Stored items
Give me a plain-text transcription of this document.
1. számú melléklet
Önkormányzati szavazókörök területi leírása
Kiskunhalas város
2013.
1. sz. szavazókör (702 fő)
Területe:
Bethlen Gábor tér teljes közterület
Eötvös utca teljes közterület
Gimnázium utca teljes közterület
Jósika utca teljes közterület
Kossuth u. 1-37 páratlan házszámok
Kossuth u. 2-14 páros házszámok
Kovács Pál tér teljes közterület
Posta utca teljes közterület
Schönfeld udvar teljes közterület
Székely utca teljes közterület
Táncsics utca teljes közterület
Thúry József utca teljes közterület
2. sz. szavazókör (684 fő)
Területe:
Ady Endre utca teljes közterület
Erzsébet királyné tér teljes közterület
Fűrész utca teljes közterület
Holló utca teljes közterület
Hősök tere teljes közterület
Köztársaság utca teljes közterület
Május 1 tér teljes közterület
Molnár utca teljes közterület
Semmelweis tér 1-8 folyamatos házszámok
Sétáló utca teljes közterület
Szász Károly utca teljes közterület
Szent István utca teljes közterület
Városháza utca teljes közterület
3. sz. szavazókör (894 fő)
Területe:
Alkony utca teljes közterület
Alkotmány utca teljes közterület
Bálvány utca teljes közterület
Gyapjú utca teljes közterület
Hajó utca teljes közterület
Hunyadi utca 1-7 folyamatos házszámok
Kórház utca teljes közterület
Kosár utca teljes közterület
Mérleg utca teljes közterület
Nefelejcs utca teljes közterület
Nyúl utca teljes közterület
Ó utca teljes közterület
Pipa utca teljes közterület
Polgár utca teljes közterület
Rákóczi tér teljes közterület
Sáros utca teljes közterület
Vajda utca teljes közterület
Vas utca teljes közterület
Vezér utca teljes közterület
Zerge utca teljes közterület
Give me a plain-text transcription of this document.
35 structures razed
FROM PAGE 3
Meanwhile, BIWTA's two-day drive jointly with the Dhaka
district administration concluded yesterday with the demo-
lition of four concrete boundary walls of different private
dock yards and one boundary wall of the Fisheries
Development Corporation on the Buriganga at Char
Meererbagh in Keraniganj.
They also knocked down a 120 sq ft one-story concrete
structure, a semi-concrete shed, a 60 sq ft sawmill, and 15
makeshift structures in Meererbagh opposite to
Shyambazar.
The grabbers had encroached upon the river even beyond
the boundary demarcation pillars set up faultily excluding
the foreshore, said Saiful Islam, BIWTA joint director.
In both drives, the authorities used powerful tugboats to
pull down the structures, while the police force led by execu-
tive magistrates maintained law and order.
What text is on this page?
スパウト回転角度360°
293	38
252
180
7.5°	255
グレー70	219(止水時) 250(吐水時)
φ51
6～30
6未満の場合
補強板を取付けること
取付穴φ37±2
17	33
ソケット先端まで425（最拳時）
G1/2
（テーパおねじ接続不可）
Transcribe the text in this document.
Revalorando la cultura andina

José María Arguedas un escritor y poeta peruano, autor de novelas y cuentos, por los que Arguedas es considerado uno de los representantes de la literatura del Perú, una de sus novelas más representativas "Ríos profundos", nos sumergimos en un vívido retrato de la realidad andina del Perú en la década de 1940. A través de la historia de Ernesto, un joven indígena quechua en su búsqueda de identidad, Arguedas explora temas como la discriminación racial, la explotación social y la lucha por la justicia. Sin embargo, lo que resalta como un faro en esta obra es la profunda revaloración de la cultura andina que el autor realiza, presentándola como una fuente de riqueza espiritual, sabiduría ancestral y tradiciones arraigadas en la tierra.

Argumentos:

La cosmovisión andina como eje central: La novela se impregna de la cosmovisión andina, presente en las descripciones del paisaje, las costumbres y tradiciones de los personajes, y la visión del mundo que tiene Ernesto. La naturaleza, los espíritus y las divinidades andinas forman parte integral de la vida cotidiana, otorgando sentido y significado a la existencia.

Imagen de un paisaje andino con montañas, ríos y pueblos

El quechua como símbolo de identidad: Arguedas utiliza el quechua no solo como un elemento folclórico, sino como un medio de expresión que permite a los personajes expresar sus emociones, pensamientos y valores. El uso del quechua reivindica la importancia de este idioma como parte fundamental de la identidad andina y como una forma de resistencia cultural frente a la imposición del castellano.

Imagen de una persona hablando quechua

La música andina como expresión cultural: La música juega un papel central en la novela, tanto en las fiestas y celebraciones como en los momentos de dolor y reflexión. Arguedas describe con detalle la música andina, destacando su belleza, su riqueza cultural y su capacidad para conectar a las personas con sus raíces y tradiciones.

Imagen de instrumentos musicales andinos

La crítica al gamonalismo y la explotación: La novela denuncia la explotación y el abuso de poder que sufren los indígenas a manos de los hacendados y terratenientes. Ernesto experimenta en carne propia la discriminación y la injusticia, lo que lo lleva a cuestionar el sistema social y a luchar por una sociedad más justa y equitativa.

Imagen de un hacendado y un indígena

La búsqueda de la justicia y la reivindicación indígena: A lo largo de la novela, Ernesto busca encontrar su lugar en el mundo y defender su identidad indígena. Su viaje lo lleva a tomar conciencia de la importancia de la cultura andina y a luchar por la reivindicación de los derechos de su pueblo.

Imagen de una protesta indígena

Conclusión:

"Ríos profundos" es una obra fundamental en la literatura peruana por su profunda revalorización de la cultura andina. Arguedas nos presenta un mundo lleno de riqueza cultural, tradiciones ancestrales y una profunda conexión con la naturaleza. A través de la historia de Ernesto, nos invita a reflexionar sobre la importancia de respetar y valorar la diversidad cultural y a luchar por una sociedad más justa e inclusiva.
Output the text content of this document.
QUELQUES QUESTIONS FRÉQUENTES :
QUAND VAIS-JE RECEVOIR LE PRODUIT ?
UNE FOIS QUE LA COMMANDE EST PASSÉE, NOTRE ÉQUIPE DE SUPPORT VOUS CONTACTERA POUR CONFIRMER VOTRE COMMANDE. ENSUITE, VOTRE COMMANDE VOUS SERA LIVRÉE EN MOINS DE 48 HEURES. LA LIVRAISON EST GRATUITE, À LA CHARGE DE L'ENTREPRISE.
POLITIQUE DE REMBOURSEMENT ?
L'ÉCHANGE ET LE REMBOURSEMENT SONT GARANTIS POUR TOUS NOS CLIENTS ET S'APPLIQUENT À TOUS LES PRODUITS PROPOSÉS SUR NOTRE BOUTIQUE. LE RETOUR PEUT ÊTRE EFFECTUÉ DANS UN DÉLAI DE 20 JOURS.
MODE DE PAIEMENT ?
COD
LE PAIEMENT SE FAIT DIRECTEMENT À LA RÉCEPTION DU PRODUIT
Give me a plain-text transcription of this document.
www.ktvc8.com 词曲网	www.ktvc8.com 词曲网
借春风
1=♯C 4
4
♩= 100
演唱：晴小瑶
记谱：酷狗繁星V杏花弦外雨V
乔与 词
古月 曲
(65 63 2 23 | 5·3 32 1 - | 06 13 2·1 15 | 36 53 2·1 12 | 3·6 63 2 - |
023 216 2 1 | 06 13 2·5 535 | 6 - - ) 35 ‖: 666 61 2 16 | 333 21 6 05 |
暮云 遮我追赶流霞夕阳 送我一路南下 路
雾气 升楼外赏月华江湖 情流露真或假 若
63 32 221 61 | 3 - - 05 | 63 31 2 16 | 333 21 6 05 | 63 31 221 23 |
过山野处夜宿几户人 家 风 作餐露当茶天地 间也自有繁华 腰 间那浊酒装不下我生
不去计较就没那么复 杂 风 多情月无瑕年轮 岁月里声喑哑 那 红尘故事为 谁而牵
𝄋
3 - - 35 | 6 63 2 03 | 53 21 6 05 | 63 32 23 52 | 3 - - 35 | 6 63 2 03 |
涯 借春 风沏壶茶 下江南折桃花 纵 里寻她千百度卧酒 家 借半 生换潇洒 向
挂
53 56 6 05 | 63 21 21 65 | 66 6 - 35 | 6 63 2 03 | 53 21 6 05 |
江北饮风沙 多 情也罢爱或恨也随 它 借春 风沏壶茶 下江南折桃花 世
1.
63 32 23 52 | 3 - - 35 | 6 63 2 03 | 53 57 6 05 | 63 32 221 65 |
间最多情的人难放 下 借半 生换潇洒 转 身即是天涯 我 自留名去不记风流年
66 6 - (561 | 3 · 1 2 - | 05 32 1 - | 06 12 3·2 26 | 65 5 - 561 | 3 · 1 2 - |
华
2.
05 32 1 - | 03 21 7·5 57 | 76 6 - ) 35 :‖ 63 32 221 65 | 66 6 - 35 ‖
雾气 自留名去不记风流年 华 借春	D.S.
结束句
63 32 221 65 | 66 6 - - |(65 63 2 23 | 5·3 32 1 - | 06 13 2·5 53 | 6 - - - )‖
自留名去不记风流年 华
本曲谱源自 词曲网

#### Task prompt:
Go through the listing above and report how many of its lines contain the word "Meererbagh", with only the number as output.

#### Answer to this task:
2